# Short problem:
Repeat the material verbatim and drop the pictures.

* start Provided records *

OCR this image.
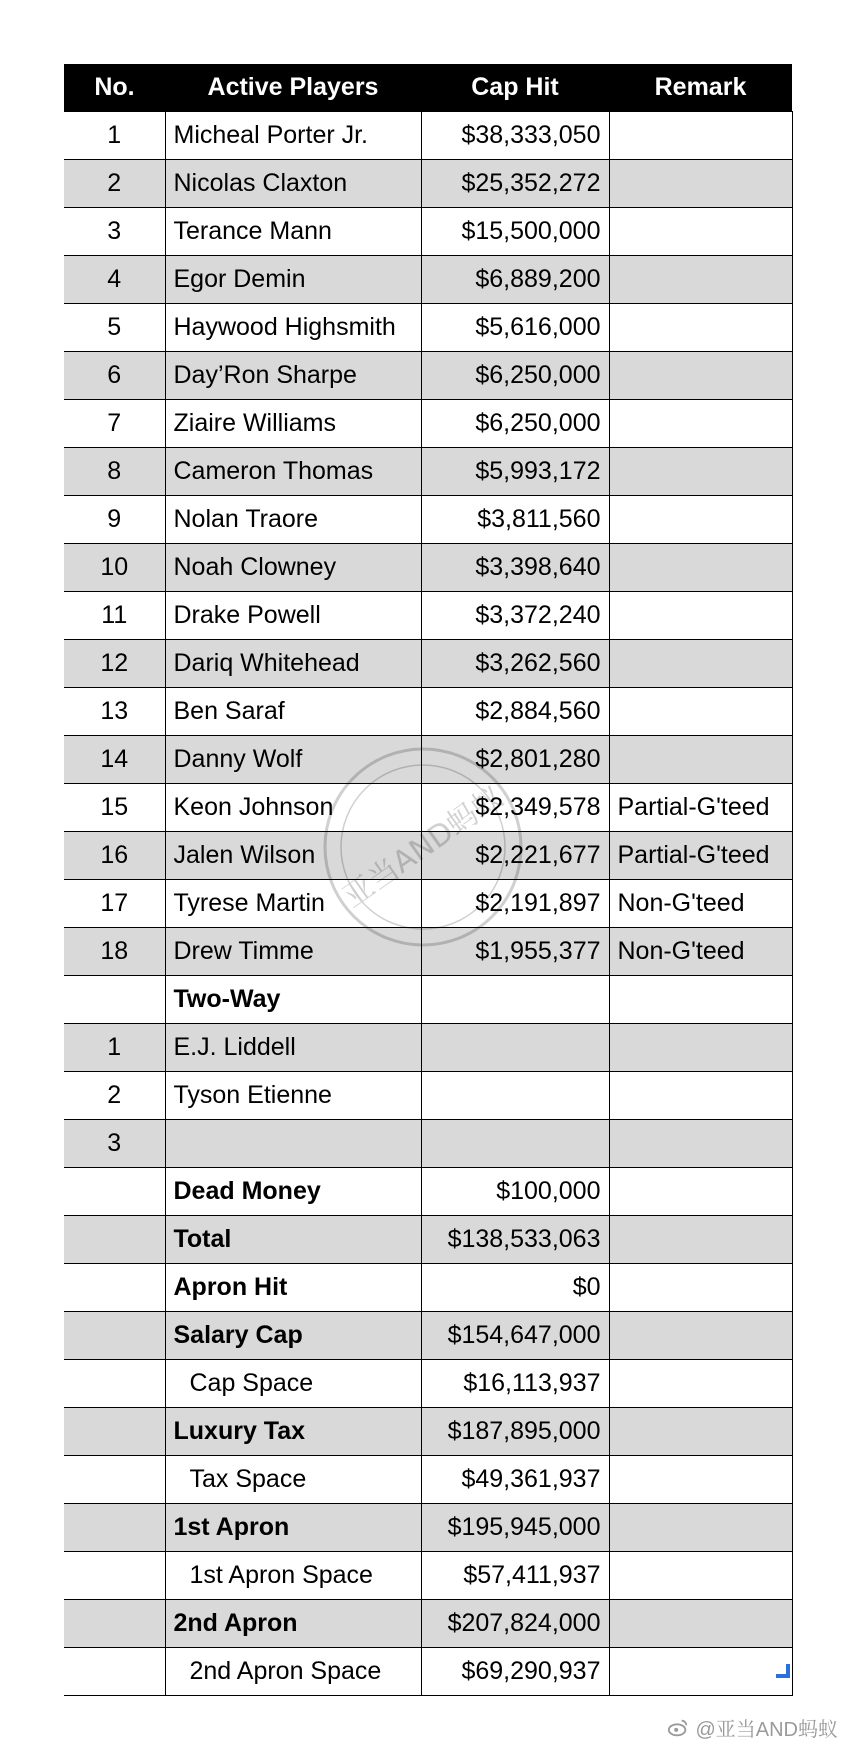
No.	Active Players	Cap Hit	Remark
1	Micheal Porter Jr.	$38,333,050	
2	Nicolas Claxton	$25,352,272	
3	Terance Mann	$15,500,000	
4	Egor Demin	$6,889,200	
5	Haywood Highsmith	$5,616,000	
6	Day’Ron Sharpe	$6,250,000	
7	Ziaire Williams	$6,250,000	
8	Cameron Thomas	$5,993,172	
9	Nolan Traore	$3,811,560	
10	Noah Clowney	$3,398,640	
11	Drake Powell	$3,372,240	
12	Dariq Whitehead	$3,262,560	
13	Ben Saraf	$2,884,560	
14	Danny Wolf	$2,801,280	
15	Keon Johnson	$2,349,578	Partial-G'teed
16	Jalen Wilson	$2,221,677	Partial-G'teed
17	Tyrese Martin	$2,191,897	Non-G'teed
18	Drew Timme	$1,955,377	Non-G'teed
	Two-Way		
1	E.J. Liddell		
2	Tyson Etienne		
3			
	Dead Money	$100,000	
	Total	$138,533,063	
	Apron Hit	$0	
	Salary Cap	$154,647,000	
	Cap Space	$16,113,937	
	Luxury Tax	$187,895,000	
	Tax Space	$49,361,937	
	1st Apron	$195,945,000	
	1st Apron Space	$57,411,937	
	2nd Apron	$207,824,000	
	2nd Apron Space	$69,290,937	
@亚当AND蚂蚁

* end Provided records *

# Answer to the problem:
OCR this image.
No.	Active Players	Cap Hit	Remark
1	Micheal Porter Jr.	$38,333,050	
2	Nicolas Claxton	$25,352,272	
3	Terance Mann	$15,500,000	
4	Egor Demin	$6,889,200	
5	Haywood Highsmith	$5,616,000	
6	Day’Ron Sharpe	$6,250,000	
7	Ziaire Williams	$6,250,000	
8	Cameron Thomas	$5,993,172	
9	Nolan Traore	$3,811,560	
10	Noah Clowney	$3,398,640	
11	Drake Powell	$3,372,240	
12	Dariq Whitehead	$3,262,560	
13	Ben Saraf	$2,884,560	
14	Danny Wolf	$2,801,280	
15	Keon Johnson	$2,349,578	Partial-G'teed
16	Jalen Wilson	$2,221,677	Partial-G'teed
17	Tyrese Martin	$2,191,897	Non-G'teed
18	Drew Timme	$1,955,377	Non-G'teed
	Two-Way		
1	E.J. Liddell		
2	Tyson Etienne		
3			
	Dead Money	$100,000	
	Total	$138,533,063	
	Apron Hit	$0	
	Salary Cap	$154,647,000	
	Cap Space	$16,113,937	
	Luxury Tax	$187,895,000	
	Tax Space	$49,361,937	
	1st Apron	$195,945,000	
	1st Apron Space	$57,411,937	
	2nd Apron	$207,824,000	
	2nd Apron Space	$69,290,937	
@亚当AND蚂蚁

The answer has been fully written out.